Task brief:
Search the listing for the string "GPRS" and copy every line that contains it.

-- START OF Dataset records --

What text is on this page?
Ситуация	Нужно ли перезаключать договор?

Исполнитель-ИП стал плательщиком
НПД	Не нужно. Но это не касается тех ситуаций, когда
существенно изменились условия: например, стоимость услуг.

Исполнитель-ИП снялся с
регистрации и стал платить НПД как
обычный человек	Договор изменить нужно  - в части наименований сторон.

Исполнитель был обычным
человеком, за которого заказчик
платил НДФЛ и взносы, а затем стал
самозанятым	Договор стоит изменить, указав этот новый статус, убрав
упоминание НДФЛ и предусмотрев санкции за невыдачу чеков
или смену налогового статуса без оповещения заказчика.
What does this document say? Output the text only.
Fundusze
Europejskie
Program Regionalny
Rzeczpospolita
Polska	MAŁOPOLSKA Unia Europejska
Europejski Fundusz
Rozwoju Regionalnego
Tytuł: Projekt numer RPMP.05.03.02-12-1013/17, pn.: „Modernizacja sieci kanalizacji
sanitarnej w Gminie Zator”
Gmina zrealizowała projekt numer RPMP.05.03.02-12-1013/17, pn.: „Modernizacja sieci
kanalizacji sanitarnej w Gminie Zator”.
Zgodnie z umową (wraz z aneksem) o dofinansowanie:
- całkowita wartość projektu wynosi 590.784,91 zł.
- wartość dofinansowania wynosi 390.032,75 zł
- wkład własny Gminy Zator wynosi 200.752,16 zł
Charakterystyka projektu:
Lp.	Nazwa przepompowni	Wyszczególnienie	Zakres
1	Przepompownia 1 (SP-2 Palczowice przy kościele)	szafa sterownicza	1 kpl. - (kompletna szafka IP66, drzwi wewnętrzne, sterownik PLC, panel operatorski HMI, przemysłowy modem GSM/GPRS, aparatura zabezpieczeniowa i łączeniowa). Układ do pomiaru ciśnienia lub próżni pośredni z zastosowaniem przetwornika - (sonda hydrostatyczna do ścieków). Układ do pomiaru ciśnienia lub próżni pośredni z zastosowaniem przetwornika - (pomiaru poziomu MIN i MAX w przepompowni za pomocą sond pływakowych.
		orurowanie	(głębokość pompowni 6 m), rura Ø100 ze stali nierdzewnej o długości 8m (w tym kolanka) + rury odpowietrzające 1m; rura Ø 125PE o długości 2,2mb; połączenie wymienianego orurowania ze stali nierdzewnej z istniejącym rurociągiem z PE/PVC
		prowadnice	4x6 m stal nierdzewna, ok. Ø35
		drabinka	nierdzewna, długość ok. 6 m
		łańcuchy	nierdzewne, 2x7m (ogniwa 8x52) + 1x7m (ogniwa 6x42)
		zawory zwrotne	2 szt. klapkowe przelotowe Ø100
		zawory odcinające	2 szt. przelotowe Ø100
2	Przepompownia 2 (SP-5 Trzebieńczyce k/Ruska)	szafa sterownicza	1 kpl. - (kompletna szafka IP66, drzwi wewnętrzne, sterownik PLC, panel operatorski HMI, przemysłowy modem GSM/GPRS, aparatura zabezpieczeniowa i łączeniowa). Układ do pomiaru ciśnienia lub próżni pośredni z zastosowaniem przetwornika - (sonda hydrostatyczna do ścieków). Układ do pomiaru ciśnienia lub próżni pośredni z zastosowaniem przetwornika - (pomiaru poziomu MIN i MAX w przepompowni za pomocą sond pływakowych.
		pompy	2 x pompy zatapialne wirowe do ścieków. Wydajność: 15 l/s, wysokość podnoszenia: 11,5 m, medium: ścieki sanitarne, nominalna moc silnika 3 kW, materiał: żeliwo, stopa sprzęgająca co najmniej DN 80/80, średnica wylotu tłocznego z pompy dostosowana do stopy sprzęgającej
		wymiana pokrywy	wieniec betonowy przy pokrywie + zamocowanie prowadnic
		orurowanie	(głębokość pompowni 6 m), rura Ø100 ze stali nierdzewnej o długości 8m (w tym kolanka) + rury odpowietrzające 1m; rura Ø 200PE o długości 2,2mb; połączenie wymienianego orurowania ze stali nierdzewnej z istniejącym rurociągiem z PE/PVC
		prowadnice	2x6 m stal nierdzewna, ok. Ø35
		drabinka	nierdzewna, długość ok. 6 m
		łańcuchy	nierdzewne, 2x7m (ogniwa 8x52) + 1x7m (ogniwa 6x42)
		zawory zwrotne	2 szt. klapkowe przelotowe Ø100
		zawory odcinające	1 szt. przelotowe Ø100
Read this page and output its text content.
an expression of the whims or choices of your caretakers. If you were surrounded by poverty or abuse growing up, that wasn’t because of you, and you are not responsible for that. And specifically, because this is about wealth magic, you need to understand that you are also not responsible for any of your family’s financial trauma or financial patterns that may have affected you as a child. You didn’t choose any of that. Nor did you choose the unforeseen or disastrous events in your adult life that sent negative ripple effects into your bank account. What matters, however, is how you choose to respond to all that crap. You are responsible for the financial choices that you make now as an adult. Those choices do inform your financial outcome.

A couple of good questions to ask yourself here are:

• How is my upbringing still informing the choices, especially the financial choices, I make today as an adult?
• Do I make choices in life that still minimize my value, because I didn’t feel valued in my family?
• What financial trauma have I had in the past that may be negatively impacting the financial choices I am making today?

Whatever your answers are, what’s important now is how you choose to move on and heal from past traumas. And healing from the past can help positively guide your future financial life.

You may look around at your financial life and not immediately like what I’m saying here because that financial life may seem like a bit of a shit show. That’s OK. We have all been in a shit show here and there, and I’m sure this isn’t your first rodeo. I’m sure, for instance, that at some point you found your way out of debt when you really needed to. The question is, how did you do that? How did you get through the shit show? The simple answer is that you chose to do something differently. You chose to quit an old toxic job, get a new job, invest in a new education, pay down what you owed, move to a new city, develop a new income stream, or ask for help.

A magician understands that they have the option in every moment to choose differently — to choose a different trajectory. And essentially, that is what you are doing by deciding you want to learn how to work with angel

-- END OF Dataset records --

Correct result:
1	Przepompownia 1 (SP-2 Palczowice przy kościele)	szafa sterownicza	1 kpl. - (kompletna szafka IP66, drzwi wewnętrzne, sterownik PLC, panel operatorski HMI, przemysłowy modem GSM/GPRS, aparatura zabezpieczeniowa i łączeniowa). Układ do pomiaru ciśnienia lub próżni pośredni z zastosowaniem przetwornika - (sonda hydrostatyczna do ścieków). Układ do pomiaru ciśnienia lub próżni pośredni z zastosowaniem przetwornika - (pomiaru poziomu MIN i MAX w przepompowni za pomocą sond pływakowych.
2	Przepompownia 2 (SP-5 Trzebieńczyce k/Ruska)	szafa sterownicza	1 kpl. - (kompletna szafka IP66, drzwi wewnętrzne, sterownik PLC, panel operatorski HMI, przemysłowy modem GSM/GPRS, aparatura zabezpieczeniowa i łączeniowa). Układ do pomiaru ciśnienia lub próżni pośredni z zastosowaniem przetwornika - (sonda hydrostatyczna do ścieków). Układ do pomiaru ciśnienia lub próżni pośredni z zastosowaniem przetwornika - (pomiaru poziomu MIN i MAX w przepompowni za pomocą sond pływakowych.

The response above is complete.